--- Start ---

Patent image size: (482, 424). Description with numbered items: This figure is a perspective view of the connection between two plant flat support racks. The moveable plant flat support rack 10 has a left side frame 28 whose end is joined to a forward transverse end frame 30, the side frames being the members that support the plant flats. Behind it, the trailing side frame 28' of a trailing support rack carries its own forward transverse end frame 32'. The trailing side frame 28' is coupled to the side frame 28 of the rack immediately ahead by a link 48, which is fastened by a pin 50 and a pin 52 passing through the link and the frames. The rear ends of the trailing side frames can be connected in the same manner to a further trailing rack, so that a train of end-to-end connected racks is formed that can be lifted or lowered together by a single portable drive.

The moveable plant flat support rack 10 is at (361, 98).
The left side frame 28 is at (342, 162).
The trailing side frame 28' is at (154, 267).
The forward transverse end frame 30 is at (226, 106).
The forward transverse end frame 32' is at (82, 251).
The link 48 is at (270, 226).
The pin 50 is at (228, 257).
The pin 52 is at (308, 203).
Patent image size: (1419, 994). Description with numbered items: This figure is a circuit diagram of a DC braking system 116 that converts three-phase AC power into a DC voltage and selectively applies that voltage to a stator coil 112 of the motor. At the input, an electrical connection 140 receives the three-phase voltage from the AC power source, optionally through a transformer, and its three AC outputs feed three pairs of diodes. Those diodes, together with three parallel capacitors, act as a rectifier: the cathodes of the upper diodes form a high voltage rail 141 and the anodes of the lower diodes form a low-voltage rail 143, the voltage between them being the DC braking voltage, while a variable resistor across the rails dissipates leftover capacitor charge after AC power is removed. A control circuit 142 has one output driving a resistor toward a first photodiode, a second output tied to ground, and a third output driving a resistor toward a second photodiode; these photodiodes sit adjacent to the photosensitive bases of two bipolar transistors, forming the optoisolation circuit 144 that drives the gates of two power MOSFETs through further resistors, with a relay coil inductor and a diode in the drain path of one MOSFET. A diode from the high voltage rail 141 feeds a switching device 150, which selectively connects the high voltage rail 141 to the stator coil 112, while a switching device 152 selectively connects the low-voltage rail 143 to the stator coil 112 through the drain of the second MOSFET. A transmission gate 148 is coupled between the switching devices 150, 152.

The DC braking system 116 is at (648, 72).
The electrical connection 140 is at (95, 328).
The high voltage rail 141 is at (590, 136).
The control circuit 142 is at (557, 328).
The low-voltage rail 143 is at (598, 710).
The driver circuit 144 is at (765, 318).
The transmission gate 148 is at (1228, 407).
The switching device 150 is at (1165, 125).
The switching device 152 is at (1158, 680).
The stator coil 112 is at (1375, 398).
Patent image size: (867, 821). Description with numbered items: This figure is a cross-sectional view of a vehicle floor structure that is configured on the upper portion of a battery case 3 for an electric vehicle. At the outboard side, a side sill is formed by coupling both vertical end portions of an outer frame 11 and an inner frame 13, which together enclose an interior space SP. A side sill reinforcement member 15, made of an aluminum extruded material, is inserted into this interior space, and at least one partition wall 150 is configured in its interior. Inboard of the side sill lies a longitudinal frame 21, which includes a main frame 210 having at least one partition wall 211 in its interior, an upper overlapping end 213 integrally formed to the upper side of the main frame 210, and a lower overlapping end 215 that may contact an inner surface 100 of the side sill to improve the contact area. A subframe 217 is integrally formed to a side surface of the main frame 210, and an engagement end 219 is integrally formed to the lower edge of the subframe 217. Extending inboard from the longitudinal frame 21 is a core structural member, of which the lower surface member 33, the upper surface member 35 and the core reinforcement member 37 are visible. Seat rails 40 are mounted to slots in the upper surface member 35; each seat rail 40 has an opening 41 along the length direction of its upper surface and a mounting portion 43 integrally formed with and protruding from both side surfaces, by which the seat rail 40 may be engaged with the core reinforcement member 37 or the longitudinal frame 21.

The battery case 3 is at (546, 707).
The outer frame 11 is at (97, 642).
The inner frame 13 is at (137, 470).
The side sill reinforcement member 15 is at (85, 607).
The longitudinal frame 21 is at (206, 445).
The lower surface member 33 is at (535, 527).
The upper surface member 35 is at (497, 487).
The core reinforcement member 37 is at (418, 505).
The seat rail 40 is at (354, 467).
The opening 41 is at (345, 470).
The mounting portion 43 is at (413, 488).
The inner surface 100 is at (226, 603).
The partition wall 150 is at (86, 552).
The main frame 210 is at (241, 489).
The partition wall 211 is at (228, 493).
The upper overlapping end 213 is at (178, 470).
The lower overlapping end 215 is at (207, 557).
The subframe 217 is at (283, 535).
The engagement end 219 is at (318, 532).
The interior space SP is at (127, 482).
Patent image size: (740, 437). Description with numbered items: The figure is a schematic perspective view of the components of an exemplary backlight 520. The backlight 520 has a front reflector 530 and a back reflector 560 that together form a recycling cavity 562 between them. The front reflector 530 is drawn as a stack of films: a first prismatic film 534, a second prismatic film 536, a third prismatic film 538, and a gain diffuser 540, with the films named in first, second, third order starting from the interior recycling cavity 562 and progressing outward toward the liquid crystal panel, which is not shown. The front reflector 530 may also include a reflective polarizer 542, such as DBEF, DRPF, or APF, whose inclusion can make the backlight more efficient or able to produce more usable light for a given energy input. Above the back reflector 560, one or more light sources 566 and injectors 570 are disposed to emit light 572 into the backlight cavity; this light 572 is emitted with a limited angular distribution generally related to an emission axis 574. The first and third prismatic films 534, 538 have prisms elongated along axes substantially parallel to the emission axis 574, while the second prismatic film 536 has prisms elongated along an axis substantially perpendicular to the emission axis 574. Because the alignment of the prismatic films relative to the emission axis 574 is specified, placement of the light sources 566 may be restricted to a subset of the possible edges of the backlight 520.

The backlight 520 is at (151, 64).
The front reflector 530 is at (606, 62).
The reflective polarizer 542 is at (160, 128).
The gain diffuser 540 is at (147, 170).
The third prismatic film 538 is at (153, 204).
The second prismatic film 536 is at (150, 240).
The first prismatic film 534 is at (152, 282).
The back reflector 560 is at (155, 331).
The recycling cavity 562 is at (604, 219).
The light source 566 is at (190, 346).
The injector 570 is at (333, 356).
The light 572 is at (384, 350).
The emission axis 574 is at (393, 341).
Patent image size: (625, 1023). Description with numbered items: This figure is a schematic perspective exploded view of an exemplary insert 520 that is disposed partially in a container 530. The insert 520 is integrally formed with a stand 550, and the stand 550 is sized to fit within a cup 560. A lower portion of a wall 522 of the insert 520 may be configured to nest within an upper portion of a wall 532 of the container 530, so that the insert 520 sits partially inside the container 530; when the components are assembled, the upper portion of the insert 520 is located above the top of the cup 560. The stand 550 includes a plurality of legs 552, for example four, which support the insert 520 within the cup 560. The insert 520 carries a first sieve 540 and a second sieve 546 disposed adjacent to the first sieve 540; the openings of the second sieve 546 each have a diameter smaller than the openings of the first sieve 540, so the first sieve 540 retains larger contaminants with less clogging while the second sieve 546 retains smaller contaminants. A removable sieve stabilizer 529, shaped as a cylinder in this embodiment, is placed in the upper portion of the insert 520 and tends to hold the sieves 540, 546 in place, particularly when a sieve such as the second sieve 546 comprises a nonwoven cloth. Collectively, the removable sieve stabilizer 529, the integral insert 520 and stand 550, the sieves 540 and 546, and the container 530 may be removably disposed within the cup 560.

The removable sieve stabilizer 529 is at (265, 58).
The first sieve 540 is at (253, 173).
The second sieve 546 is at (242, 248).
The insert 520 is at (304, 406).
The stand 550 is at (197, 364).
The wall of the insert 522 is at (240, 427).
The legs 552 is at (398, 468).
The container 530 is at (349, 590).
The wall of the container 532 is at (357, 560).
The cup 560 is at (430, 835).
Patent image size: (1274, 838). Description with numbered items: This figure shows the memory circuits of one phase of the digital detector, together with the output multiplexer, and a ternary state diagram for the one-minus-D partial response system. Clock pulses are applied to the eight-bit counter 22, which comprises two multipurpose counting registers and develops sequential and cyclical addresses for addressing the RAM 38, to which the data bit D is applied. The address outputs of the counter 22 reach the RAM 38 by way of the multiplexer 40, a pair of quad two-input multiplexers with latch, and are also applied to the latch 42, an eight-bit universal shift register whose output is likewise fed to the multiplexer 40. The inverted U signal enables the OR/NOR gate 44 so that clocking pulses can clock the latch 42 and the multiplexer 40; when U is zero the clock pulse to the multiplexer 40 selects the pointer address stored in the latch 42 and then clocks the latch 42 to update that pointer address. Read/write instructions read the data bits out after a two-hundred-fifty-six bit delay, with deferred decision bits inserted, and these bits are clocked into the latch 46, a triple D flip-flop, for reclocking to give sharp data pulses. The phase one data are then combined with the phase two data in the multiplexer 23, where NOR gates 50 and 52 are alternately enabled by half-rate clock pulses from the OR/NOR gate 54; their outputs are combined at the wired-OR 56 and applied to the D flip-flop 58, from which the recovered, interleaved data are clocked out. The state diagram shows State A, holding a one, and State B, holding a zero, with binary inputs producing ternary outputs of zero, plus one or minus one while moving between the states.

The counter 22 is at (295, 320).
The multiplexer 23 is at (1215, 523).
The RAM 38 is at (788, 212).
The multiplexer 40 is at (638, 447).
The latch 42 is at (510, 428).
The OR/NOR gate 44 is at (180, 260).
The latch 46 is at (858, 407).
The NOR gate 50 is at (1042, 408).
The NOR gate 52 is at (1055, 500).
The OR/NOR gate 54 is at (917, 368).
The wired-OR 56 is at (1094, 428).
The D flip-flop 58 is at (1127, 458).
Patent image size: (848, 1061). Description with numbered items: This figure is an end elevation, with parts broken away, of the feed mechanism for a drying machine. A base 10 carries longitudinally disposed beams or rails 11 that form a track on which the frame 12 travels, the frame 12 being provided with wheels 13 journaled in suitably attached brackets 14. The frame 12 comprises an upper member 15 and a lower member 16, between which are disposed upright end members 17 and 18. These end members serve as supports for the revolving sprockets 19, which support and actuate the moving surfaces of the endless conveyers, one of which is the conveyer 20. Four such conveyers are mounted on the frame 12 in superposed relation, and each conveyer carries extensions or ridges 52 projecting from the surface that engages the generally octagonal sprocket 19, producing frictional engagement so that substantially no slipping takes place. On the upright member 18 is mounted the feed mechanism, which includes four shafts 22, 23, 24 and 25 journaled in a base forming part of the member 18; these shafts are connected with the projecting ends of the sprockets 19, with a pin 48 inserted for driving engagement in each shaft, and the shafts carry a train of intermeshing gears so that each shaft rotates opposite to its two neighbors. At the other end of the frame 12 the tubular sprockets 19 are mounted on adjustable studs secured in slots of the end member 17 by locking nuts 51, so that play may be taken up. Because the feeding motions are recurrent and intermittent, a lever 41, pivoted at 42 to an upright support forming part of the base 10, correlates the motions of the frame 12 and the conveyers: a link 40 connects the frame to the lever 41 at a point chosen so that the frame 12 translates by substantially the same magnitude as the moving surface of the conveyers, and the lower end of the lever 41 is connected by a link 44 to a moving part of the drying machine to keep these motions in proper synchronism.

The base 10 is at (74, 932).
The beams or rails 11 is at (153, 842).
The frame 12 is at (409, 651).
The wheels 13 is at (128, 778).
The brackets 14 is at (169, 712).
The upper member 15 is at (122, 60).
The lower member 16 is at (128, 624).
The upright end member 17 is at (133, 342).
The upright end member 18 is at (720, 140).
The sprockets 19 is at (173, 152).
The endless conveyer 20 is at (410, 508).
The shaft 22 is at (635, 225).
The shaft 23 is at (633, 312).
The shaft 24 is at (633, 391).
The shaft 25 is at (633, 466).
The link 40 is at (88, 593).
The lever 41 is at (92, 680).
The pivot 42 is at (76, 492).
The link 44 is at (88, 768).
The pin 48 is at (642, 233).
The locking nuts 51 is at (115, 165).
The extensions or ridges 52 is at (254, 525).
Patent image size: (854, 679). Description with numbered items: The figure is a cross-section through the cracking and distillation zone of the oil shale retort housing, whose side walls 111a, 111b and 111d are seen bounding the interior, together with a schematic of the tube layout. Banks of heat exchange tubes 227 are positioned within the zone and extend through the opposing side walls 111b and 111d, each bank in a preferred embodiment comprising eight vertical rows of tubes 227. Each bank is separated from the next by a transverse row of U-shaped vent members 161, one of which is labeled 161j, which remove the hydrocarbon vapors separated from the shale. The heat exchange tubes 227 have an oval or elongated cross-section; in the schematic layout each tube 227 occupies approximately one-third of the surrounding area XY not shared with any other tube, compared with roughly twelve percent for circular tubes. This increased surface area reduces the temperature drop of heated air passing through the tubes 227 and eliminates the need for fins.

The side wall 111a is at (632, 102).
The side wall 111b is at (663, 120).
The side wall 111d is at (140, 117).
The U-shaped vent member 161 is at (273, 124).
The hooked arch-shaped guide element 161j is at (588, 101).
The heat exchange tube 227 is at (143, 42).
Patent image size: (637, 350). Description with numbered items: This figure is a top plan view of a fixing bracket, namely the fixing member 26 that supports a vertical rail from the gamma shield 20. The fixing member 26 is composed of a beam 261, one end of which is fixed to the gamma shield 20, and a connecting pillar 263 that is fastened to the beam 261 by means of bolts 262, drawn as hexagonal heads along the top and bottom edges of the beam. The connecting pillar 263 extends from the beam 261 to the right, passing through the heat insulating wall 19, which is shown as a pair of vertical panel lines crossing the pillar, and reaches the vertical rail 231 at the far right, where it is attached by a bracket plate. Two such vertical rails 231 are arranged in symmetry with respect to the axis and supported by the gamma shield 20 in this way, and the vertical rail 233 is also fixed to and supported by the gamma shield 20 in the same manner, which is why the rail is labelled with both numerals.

--- End ---

## WHAT YOU HAVE TO DO
How many of the lines above contain the string "vent"? Reply with the number alone.

## ANSWER IN FULL
2